▶ [Task goal]:
Take each line of the records below that contains the string "size" and copy it.

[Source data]
==================================================

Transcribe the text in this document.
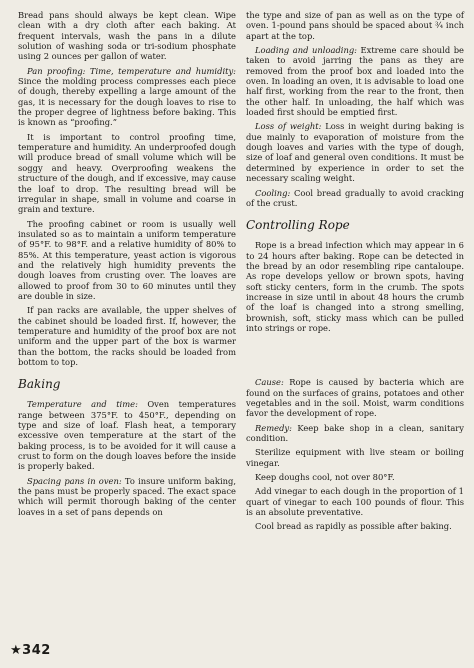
Bread pans should always be kept clean. Wipe clean with a dry cloth after each baking. At frequent intervals, wash the pans in a dilute solution of washing soda or tri-sodium phosphate using 2 ounces per gallon of water.

Pan proofing: Time, temperature and humidity: Since the molding process compresses each piece of dough, thereby expelling a large amount of the gas, it is necessary for the dough loaves to rise to the proper degree of lightness before baking. This is known as “proofing.”

It is important to control proofing time, temperature and humidity. An underproofed dough will produce bread of small volume which will be soggy and heavy. Overproofing weakens the structure of the dough, and if excessive, may cause the loaf to drop. The resulting bread will be irregular in shape, small in volume and coarse in grain and texture.

The proofing cabinet or room is usually well insulated so as to maintain a uniform temperature of 95°F. to 98°F. and a relative humidity of 80% to 85%. At this temperature, yeast action is vigorous and the relatively high humidity prevents the dough loaves from crusting over. The loaves are allowed to proof from 30 to 60 minutes until they are double in size.

If pan racks are available, the upper shelves of the cabinet should be loaded first. If, however, the temperature and humidity of the proof box are not uniform and the upper part of the box is warmer than the bottom, the racks should be loaded from bottom to top.

Baking

Temperature and time: Oven temperatures range between 375°F. to 450°F., depending on type and size of loaf. Flash heat, a temporary excessive oven temperature at the start of the baking process, is to be avoided for it will cause a crust to form on the dough loaves before the inside is properly baked.

Spacing pans in oven: To insure uniform baking, the pans must be properly spaced. The exact space which will permit thorough baking of the center loaves in a set of pans depends on

the type and size of pan as well as on the type of oven. 1-pound pans should be spaced about ¾ inch apart at the top.

Loading and unloading: Extreme care should be taken to avoid jarring the pans as they are removed from the proof box and loaded into the oven. In loading an oven, it is advisable to load one half first, working from the rear to the front, then the other half. In unloading, the half which was loaded first should be emptied first.

Loss of weight: Loss in weight during baking is due mainly to evaporation of moisture from the dough loaves and varies with the type of dough, size of loaf and general oven conditions. It must be determined by experience in order to set the necessary scaling weight.

Cooling: Cool bread gradually to avoid cracking of the crust.

Controlling Rope

Rope is a bread infection which may appear in 6 to 24 hours after baking. Rope can be detected in the bread by an odor resembling ripe cantaloupe. As rope develops yellow or brown spots, having soft sticky centers, form in the crumb. The spots increase in size until in about 48 hours the crumb of the loaf is changed into a strong smelling, brownish, soft, sticky mass which can be pulled into strings or rope.

Cause: Rope is caused by bacteria which are found on the surfaces of grains, potatoes and other vegetables and in the soil. Moist, warm conditions favor the development of rope.

Remedy: Keep bake shop in a clean, sanitary condition.

Sterilize equipment with live steam or boiling vinegar.

Keep doughs cool, not over 80°F.

Add vinegar to each dough in the proportion of 1 quart of vinegar to each 100 pounds of flour. This is an absolute preventative.

Cool bread as rapidly as possible after baking.

★342
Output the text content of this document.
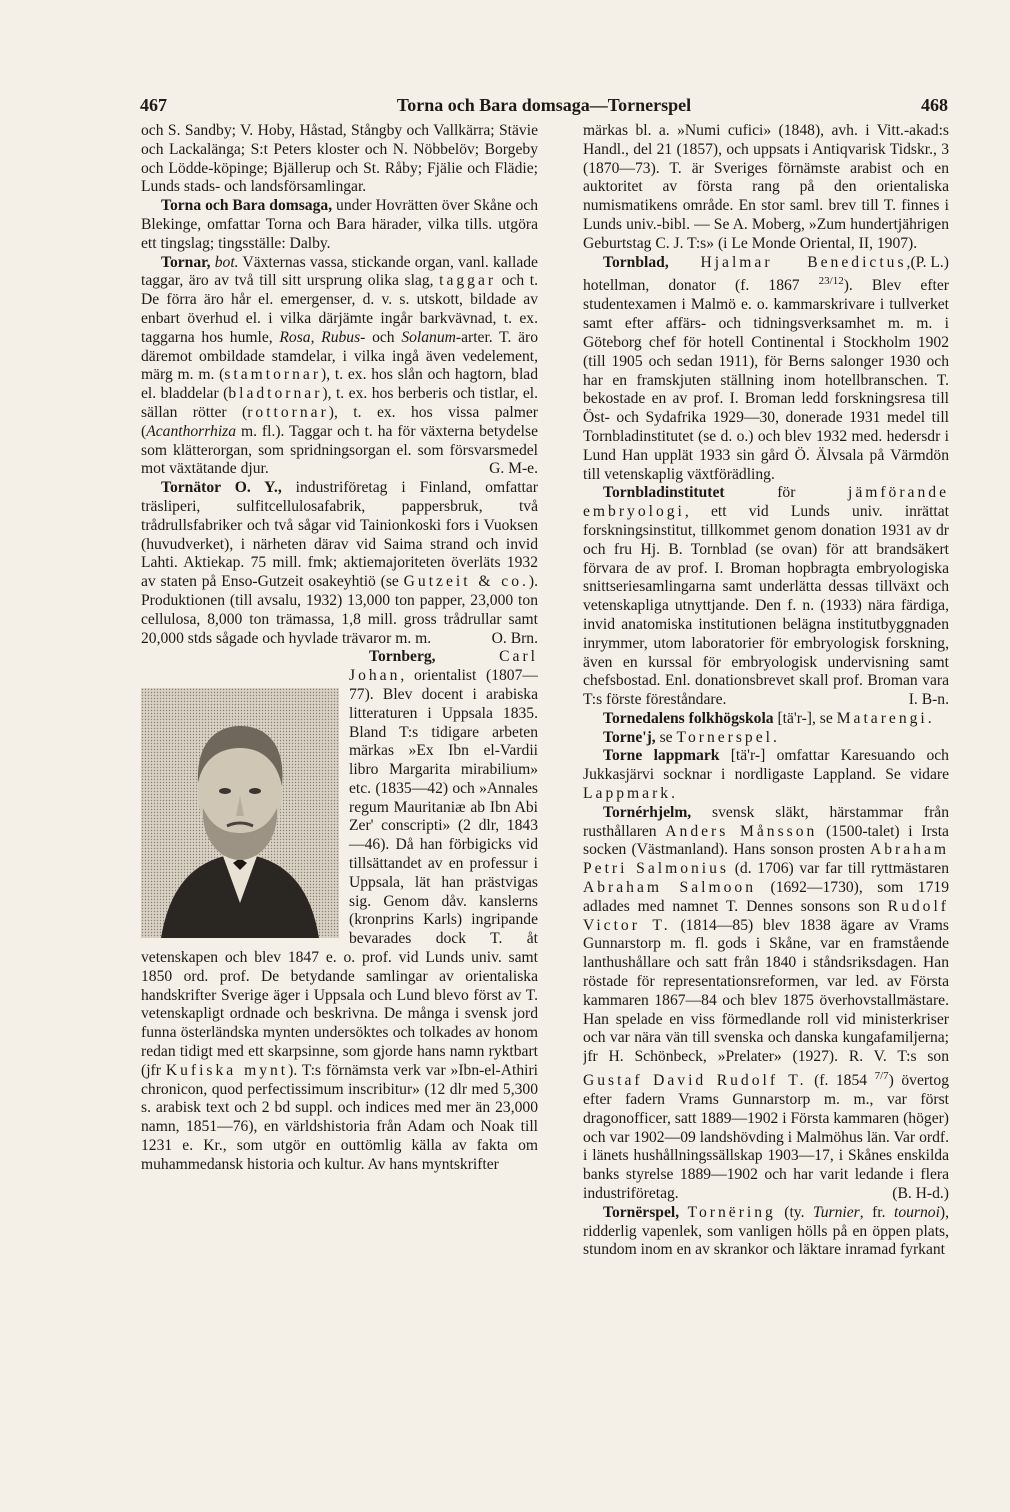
467	Torna och Bara domsaga—Tornerspel	468

och S. Sandby; V. Hoby, Håstad, Stångby och Vallkärra; Stävie och Lackalänga; S:t Peters kloster och N. Nöbbelöv; Borgeby och Lödde-köpinge; Bjällerup och St. Råby; Fjälie och Flädie; Lunds stads- och landsförsamlingar.

Torna och Bara domsaga, under Hovrätten över Skåne och Blekinge, omfattar Torna och Bara härader, vilka tills. utgöra ett tingslag; tingsställe: Dalby.

Tornar, bot. Växternas vassa, stickande organ, vanl. kallade taggar, äro av två till sitt ursprung olika slag, taggar och t. De förra äro hår el. emergenser, d. v. s. utskott, bildade av enbart överhud el. i vilka därjämte ingår barkvävnad, t. ex. taggarna hos humle, Rosa, Rubus- och Solanum-arter. T. äro däremot ombildade stamdelar, i vilka ingå även vedelement, märg m. m. (stamtornar), t. ex. hos slån och hagtorn, blad el. bladdelar (bladtornar), t. ex. hos berberis och tistlar, el. sällan rötter (rottornar), t. ex. hos vissa palmer (Acanthorrhiza m. fl.). Taggar och t. ha för växterna betydelse som klätterorgan, som spridningsorgan el. som försvarsmedel mot växtätande djur.	G. M-e.

Tornätor O. Y., industriföretag i Finland, omfattar träsliperi, sulfitcellulosafabrik, pappersbruk, två trådrullsfabriker och två sågar vid Tainionkoski fors i Vuoksen (huvudverket), i närheten därav vid Saima strand och invid Lahti. Aktiekap. 75 mill. fmk; aktiemajoriteten överläts 1932 av staten på Enso-Gutzeit osakeyhtiö (se Gutzeit & co.). Produktionen (till avsalu, 1932) 13,000 ton papper, 23,000 ton cellulosa, 8,000 ton trämassa, 1,8 mill. gross trådrullar samt 20,000 stds sågade och hyvlade trävaror m. m.	O. Brn.

Tornberg,	Carl Johan, orientalist (1807—77). Blev docent i arabiska litteraturen i Uppsala 1835. Bland T:s tidigare arbeten märkas »Ex Ibn el-Vardii libro Margarita mirabilium» etc. (1835—42) och »Annales regum Mauritaniæ ab Ibn Abi Zer' conscripti» (2 dlr, 1843—46). Då han förbigicks vid tillsättandet av en professur i Uppsala, lät han prästvigas sig. Genom dåv. kanslerns (kronprins Karls) ingripande bevarades dock T. åt vetenskapen och blev 1847 e. o. prof. vid Lunds univ. samt 1850 ord. prof. De betydande samlingar av orientaliska handskrifter Sverige äger i Uppsala och Lund blevo först av T. vetenskapligt ordnade och beskrivna. De många i svensk jord funna österländska mynten undersöktes och tolkades av honom redan tidigt med ett skarpsinne, som gjorde hans namn ryktbart (jfr Kufiska mynt). T:s förnämsta verk var »Ibn-el-Athiri chronicon, quod perfectissimum inscribitur» (12 dlr med 5,300 s. arabisk text och 2 bd suppl. och indices med mer än 23,000 namn, 1851—76), en världshistoria från Adam och Noak till 1231 e. Kr., som utgör en outtömlig källa av fakta om muhammedansk historia och kultur. Av hans myntskrifter

märkas bl. a. »Numi cufici» (1848), avh. i Vitt.-akad:s Handl., del 21 (1857), och uppsats i Antiqvarisk Tidskr., 3 (1870—73). T. är Sveriges förnämste arabist och en auktoritet av första rang på den orientaliska numismatikens område. En stor saml. brev till T. finnes i Lunds univ.-bibl. — Se A. Moberg, »Zum hundertjährigen Geburtstag C. J. T:s» (i Le Monde Oriental, II, 1907).
(P. L.)

Tornblad, Hjalmar Benedictus, hotellman, donator (f. 1867 $^{23/12}$). Blev efter studentexamen i Malmö e. o. kammarskrivare i tullverket samt efter affärs- och tidningsverksamhet m. m. i Göteborg chef för hotell Continental i Stockholm 1902 (till 1905 och sedan 1911), för Berns salonger 1930 och har en framskjuten ställning inom hotellbranschen. T. bekostade en av prof. I. Broman ledd forskningsresa till Öst- och Sydafrika 1929—30, donerade 1931 medel till Tornbladinstitutet (se d. o.) och blev 1932 med. hedersdr i Lund Han upplät 1933 sin gård Ö. Älvsala på Värmdön till vetenskaplig växtförädling.

Tornbladinstitutet för jämförande embryologi, ett vid Lunds univ. inrättat forskningsinstitut, tillkommet genom donation 1931 av dr och fru Hj. B. Tornblad (se ovan) för att brandsäkert förvara de av prof. I. Broman hopbragta embryologiska snittseriesamlingarna samt underlätta dessas tillväxt och vetenskapliga utnyttjande. Den f. n. (1933) nära färdiga, invid anatomiska institutionen belägna institutbyggnaden inrymmer, utom laboratorier för embryologisk forskning, även en kurssal för embryologisk undervisning samt chefsbostad. Enl. donationsbrevet skall prof. Broman vara T:s förste föreståndare.	I. B-n.

Tornedalens folkhögskola [tä'r-], se Matarengi.

Torne'j, se Tornerspel.

Torne lappmark [tä'r-] omfattar Karesuando och Jukkasjärvi socknar i nordligaste Lappland. Se vidare Lappmark.

Tornérhjelm, svensk släkt, härstammar från rusthållaren Anders Månsson (1500-talet) i Irsta socken (Västmanland). Hans sonson prosten Abraham Petri Salmonius (d. 1706) var far till ryttmästaren Abraham Salmoon (1692—1730), som 1719 adlades med namnet T. Dennes sonsons son Rudolf Victor T. (1814—85) blev 1838 ägare av Vrams Gunnarstorp m. fl. gods i Skåne, var en framstående lanthushållare och satt från 1840 i ståndsriksdagen. Han röstade för representationsreformen, var led. av Första kammaren 1867—84 och blev 1875 överhovstallmästare. Han spelade en viss förmedlande roll vid ministerkriser och var nära vän till svenska och danska kungafamiljerna; jfr H. Schönbeck, »Prelater» (1927). R. V. T:s son Gustaf David Rudolf T. (f. 1854 $^{7/7}$) övertog efter fadern Vrams Gunnarstorp m. m., var först dragonofficer, satt 1889—1902 i Första kammaren (höger) och var 1902—09 landshövding i Malmöhus län. Var ordf. i länets hushållningssällskap 1903—17, i Skånes enskilda banks styrelse 1889—1902 och har varit ledande i flera industriföretag.	(B. H-d.)

Tornërspel, Tornëring (ty. Turnier, fr. tournoi), ridderlig vapenlek, som vanligen hölls på en öppen plats, stundom inom en av skrankor och läktare inramad fyrkant
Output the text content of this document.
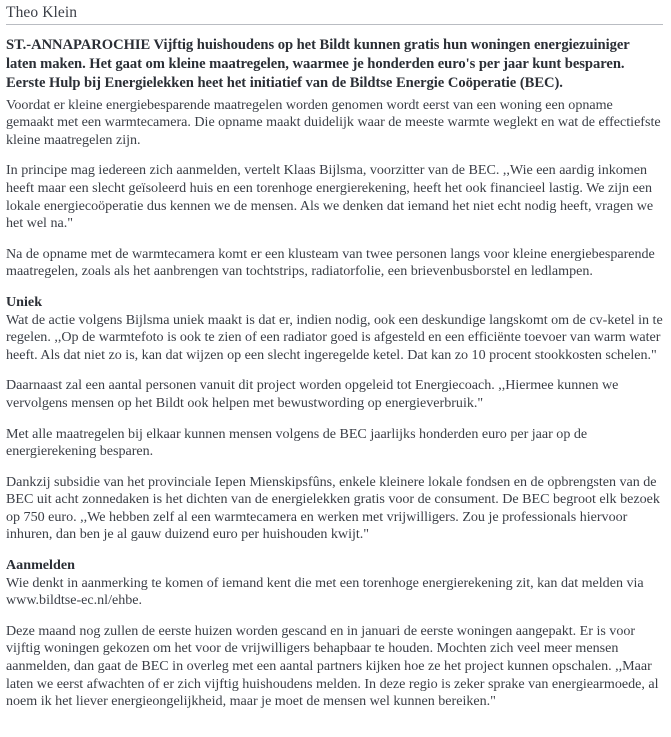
Theo Klein

ST.-ANNAPAROCHIE Vijftig huishoudens op het Bildt kunnen gratis hun woningen energiezuiniger laten maken. Het gaat om kleine maatregelen, waarmee je honderden euro's per jaar kunt besparen. Eerste Hulp bij Energielekken heet het initiatief van de Bildtse Energie Coöperatie (BEC).

Voordat er kleine energiebesparende maatregelen worden genomen wordt eerst van een woning een opname gemaakt met een warmtecamera. Die opname maakt duidelijk waar de meeste warmte weglekt en wat de effectiefste kleine maatregelen zijn.

In principe mag iedereen zich aanmelden, vertelt Klaas Bijlsma, voorzitter van de BEC. ,,Wie een aardig inkomen heeft maar een slecht geïsoleerd huis en een torenhoge energierekening, heeft het ook financieel lastig. We zijn een lokale energiecoöperatie dus kennen we de mensen. Als we denken dat iemand het niet echt nodig heeft, vragen we het wel na."

Na de opname met de warmtecamera komt er een klusteam van twee personen langs voor kleine energiebesparende maatregelen, zoals als het aanbrengen van tochtstrips, radiatorfolie, een brievenbusborstel en ledlampen.

Uniek

Wat de actie volgens Bijlsma uniek maakt is dat er, indien nodig, ook een deskundige langskomt om de cv-ketel in te regelen. ,,Op de warmtefoto is ook te zien of een radiator goed is afgesteld en een efficiënte toevoer van warm water heeft. Als dat niet zo is, kan dat wijzen op een slecht ingeregelde ketel. Dat kan zo 10 procent stookkosten schelen."

Daarnaast zal een aantal personen vanuit dit project worden opgeleid tot Energiecoach. ,,Hiermee kunnen we vervolgens mensen op het Bildt ook helpen met bewustwording op energieverbruik."

Met alle maatregelen bij elkaar kunnen mensen volgens de BEC jaarlijks honderden euro per jaar op de energierekening besparen.

Dankzij subsidie van het provinciale Iepen Mienskipsfûns, enkele kleinere lokale fondsen en de opbrengsten van de BEC uit acht zonnedaken is het dichten van de energielekken gratis voor de consument. De BEC begroot elk bezoek op 750 euro. ,,We hebben zelf al een warmtecamera en werken met vrijwilligers. Zou je professionals hiervoor inhuren, dan ben je al gauw duizend euro per huishouden kwijt."

Aanmelden

Wie denkt in aanmerking te komen of iemand kent die met een torenhoge energierekening zit, kan dat melden via www.bildtse-ec.nl/ehbe.

Deze maand nog zullen de eerste huizen worden gescand en in januari de eerste woningen aangepakt. Er is voor vijftig woningen gekozen om het voor de vrijwilligers behapbaar te houden. Mochten zich veel meer mensen aanmelden, dan gaat de BEC in overleg met een aantal partners kijken hoe ze het project kunnen opschalen. ,,Maar laten we eerst afwachten of er zich vijftig huishoudens melden. In deze regio is zeker sprake van energiearmoede, al noem ik het liever energieongelijkheid, maar je moet de mensen wel kunnen bereiken."
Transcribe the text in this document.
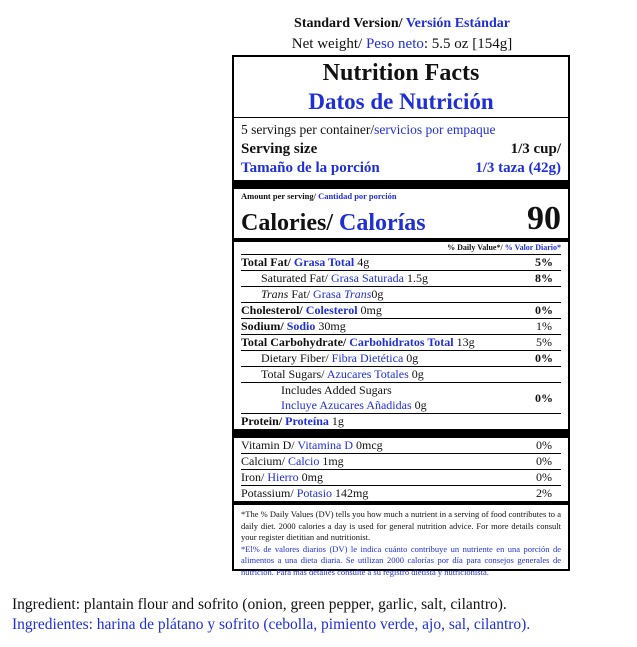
Standard Version/ Versión Estándar
Net weight/ Peso neto: 5.5 oz [154g]
Nutrition Facts
Datos de Nutrición
5 servings per container/servicios por empaque
Serving size	1/3 cup/
Tamaño de la porción	1/3 taza (42g)
Amount per serving/ Cantidad por porción
Calories/ Calorías	90
% Daily Value*/ % Valor Diario*
Total Fat/ Grasa Total 4g	5%
Saturated Fat/ Grasa Saturada 1.5g	8%
Trans Fat/ Grasa Trans0g
Cholesterol/ Colesterol 0mg	0%
Sodium/ Sodio 30mg	1%
Total Carbohydrate/ Carbohidratos Total 13g	5%
Dietary Fiber/ Fibra Dietética 0g	0%
Total Sugars/ Azucares Totales 0g
Includes Added Sugars
Incluye Azucares Añadidas 0g
0%
Protein/ Proteína 1g
Vitamin D/ Vitamina D 0mcg	0%
Calcium/ Calcio 1mg	0%
Iron/ Hierro 0mg	0%
Potassium/ Potasio 142mg	2%
*The % Daily Values (DV) tells you how much a nutrient in a serving of food contributes to a daily diet. 2000 calories a day is used for general nutrition advice. For more details consult your register dietitian and nutritionist.
*El% de valores diarios (DV) le indica cuánto contribuye un nutriente en una porción de alimentos a una dieta diaria. Se utilizan 2000 calorías por día para consejos generales de nutrición. Para más detalles consulte a su registro dietista y nutricionista.
Ingredient: plantain flour and sofrito (onion, green pepper, garlic, salt, cilantro).
Ingredientes: harina de plátano y sofrito (cebolla, pimiento verde, ajo, sal, cilantro).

==================================================

▶ [Response]:
The proofing cabinet or room is usually well insulated so as to maintain a uniform temperature of 95°F. to 98°F. and a relative humidity of 80% to 85%. At this temperature, yeast action is vigorous and the relatively high humidity prevents the dough loaves from crusting over. The loaves are allowed to proof from 30 to 60 minutes until they are double in size.
Temperature and time: Oven temperatures range between 375°F. to 450°F., depending on type and size of loaf. Flash heat, a temporary excessive oven temperature at the start of the baking process, is to be avoided for it will cause a crust to form on the dough loaves before the inside is properly baked.
the type and size of pan as well as on the type of oven. 1-pound pans should be spaced about ¾ inch apart at the top.
Loss of weight: Loss in weight during baking is due mainly to evaporation of moisture from the dough loaves and varies with the type of dough, size of loaf and general oven conditions. It must be determined by experience in order to set the necessary scaling weight.
Rope is a bread infection which may appear in 6 to 24 hours after baking. Rope can be detected in the bread by an odor resembling ripe cantaloupe. As rope develops yellow or brown spots, having soft sticky centers, form in the crumb. The spots increase in size until in about 48 hours the crumb of the loaf is changed into a strong smelling, brownish, soft, sticky mass which can be pulled into strings or rope.
Serving size	1/3 cup/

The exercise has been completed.